Start of Listed entries
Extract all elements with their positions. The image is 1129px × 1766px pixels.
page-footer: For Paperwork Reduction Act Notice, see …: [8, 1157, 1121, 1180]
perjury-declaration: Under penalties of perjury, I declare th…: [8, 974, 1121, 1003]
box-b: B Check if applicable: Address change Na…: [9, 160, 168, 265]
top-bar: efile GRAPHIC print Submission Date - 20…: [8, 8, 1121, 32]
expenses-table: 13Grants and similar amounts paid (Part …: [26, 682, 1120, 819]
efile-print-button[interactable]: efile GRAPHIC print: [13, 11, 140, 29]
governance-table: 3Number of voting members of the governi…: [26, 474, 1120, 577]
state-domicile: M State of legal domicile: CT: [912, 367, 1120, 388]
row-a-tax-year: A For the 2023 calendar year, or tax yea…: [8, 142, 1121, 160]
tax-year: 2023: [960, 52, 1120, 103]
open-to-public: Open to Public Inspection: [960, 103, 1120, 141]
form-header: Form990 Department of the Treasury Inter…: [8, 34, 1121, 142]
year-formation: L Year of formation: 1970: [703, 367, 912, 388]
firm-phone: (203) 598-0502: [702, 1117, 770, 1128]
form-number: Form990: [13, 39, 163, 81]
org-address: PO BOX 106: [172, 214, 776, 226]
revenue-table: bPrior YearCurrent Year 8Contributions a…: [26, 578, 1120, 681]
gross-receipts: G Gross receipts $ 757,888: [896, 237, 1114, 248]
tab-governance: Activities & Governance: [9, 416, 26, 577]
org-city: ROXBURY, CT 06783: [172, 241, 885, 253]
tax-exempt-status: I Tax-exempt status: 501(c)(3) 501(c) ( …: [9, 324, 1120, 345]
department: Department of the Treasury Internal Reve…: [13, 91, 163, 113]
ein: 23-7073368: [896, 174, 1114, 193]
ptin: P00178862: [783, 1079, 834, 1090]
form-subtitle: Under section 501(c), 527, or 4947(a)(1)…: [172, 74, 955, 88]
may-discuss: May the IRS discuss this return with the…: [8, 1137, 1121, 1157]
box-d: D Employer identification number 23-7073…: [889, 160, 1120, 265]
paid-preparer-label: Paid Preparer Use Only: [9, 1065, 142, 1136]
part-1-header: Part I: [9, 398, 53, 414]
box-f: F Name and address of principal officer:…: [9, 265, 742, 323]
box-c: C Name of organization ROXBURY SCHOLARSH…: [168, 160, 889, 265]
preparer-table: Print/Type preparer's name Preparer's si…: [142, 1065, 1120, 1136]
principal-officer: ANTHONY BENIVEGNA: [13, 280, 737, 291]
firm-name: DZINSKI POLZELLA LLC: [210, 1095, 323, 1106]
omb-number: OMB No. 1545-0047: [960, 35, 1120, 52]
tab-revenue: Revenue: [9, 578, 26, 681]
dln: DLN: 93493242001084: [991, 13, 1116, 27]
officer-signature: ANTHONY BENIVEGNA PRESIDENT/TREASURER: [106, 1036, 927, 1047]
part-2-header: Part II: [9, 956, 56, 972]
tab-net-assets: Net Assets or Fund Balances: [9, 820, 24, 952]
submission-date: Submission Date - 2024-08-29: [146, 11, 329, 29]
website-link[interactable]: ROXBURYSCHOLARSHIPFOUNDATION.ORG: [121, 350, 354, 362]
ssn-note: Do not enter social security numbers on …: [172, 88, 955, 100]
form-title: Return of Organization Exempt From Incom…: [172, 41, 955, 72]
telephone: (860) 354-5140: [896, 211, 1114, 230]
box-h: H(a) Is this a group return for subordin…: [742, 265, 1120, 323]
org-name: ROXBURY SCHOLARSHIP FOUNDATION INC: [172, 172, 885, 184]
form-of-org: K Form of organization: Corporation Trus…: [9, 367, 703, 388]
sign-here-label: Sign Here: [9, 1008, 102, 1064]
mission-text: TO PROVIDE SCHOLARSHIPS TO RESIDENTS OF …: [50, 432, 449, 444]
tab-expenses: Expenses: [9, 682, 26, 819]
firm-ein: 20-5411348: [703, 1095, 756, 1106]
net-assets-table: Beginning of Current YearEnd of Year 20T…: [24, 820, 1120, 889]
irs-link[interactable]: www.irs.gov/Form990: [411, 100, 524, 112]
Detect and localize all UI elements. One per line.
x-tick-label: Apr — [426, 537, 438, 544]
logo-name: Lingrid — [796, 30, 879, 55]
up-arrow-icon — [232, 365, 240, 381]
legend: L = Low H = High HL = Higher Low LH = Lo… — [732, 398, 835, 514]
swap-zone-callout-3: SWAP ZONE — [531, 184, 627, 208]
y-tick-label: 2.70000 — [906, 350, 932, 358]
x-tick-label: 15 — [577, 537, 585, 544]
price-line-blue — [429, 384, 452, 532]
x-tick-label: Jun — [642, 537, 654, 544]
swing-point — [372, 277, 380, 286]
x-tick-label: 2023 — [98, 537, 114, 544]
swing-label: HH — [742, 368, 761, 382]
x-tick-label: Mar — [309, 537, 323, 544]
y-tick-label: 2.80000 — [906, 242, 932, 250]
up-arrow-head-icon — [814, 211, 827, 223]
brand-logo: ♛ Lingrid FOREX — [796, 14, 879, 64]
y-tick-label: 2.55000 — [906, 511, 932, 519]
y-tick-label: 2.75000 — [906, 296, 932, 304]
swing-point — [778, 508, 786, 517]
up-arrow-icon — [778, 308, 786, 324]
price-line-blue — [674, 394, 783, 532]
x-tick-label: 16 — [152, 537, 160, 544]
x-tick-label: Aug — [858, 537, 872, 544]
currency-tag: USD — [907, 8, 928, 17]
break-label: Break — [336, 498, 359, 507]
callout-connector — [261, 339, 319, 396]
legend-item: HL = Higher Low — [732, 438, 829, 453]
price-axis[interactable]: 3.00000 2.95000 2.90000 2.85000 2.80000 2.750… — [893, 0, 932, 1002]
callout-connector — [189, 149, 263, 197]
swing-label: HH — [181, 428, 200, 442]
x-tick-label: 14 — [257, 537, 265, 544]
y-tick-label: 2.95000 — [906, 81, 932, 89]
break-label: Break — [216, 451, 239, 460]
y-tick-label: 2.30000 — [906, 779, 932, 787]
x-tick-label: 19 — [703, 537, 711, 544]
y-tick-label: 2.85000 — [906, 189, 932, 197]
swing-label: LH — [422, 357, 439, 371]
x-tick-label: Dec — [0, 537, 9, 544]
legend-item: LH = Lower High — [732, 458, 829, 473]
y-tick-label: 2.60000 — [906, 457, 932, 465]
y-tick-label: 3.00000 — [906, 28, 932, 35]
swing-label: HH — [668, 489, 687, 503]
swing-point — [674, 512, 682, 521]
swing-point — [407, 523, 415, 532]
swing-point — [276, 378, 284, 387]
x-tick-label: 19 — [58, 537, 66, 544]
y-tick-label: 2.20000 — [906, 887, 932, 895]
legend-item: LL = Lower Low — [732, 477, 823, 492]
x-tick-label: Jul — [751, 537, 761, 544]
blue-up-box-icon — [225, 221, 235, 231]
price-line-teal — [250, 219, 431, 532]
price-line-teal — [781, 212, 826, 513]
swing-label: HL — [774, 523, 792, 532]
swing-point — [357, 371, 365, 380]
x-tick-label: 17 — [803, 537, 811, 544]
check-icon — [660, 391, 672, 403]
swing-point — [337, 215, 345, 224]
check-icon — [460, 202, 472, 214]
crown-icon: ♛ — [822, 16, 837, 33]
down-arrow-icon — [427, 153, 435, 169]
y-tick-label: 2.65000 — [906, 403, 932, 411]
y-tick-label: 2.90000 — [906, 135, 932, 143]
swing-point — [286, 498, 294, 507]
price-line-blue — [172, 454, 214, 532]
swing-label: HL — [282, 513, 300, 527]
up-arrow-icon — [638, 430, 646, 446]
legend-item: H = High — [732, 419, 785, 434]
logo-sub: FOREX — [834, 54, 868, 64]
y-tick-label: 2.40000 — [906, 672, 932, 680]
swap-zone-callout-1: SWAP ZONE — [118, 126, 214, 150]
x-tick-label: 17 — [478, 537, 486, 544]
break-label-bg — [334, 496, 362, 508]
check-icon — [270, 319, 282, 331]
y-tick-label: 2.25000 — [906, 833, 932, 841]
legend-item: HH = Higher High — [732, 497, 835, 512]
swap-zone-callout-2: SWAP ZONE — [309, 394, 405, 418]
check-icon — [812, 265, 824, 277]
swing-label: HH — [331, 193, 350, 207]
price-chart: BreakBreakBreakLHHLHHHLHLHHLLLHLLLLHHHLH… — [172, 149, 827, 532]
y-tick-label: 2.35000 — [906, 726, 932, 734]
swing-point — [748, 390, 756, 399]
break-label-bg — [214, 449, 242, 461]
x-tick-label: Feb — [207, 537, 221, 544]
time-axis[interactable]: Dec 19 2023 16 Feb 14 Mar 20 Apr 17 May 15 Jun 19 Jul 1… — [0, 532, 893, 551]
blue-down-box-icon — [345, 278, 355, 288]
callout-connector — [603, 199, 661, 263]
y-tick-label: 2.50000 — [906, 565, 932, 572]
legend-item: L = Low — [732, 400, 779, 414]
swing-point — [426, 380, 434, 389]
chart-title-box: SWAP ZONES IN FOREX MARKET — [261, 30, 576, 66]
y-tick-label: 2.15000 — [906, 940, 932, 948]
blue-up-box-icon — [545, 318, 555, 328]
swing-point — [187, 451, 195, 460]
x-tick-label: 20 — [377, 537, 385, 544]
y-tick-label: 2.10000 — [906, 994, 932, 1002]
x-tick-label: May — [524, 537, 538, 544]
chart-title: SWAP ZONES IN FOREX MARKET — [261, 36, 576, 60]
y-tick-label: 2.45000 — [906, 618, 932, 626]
End of Listed entries
* Stated task
Reproduce the material verbatim, from its first line through the line containing "box-d: D Employer", with both of those lines included.

* Expected output
Extract all elements with their positions. The image is 1129px × 1766px pixels.
page-footer: For Paperwork Reduction Act Notice, see …: [8, 1157, 1121, 1180]
perjury-declaration: Under penalties of perjury, I declare th…: [8, 974, 1121, 1003]
box-b: B Check if applicable: Address change Na…: [9, 160, 168, 265]
top-bar: efile GRAPHIC print Submission Date - 20…: [8, 8, 1121, 32]
expenses-table: 13Grants and similar amounts paid (Part …: [26, 682, 1120, 819]
efile-print-button[interactable]: efile GRAPHIC print: [13, 11, 140, 29]
governance-table: 3Number of voting members of the governi…: [26, 474, 1120, 577]
state-domicile: M State of legal domicile: CT: [912, 367, 1120, 388]
row-a-tax-year: A For the 2023 calendar year, or tax yea…: [8, 142, 1121, 160]
tax-year: 2023: [960, 52, 1120, 103]
open-to-public: Open to Public Inspection: [960, 103, 1120, 141]
form-header: Form990 Department of the Treasury Inter…: [8, 34, 1121, 142]
year-formation: L Year of formation: 1970: [703, 367, 912, 388]
firm-phone: (203) 598-0502: [702, 1117, 770, 1128]
form-number: Form990: [13, 39, 163, 81]
org-address: PO BOX 106: [172, 214, 776, 226]
revenue-table: bPrior YearCurrent Year 8Contributions a…: [26, 578, 1120, 681]
gross-receipts: G Gross receipts $ 757,888: [896, 237, 1114, 248]
tab-governance: Activities & Governance: [9, 416, 26, 577]
org-city: ROXBURY, CT 06783: [172, 241, 885, 253]
tax-exempt-status: I Tax-exempt status: 501(c)(3) 501(c) ( …: [9, 324, 1120, 345]
department: Department of the Treasury Internal Reve…: [13, 91, 163, 113]
ein: 23-7073368: [896, 174, 1114, 193]
ptin: P00178862: [783, 1079, 834, 1090]
form-subtitle: Under section 501(c), 527, or 4947(a)(1)…: [172, 74, 955, 88]
may-discuss: May the IRS discuss this return with the…: [8, 1137, 1121, 1157]
box-d: D Employer identification number 23-7073…: [889, 160, 1120, 265]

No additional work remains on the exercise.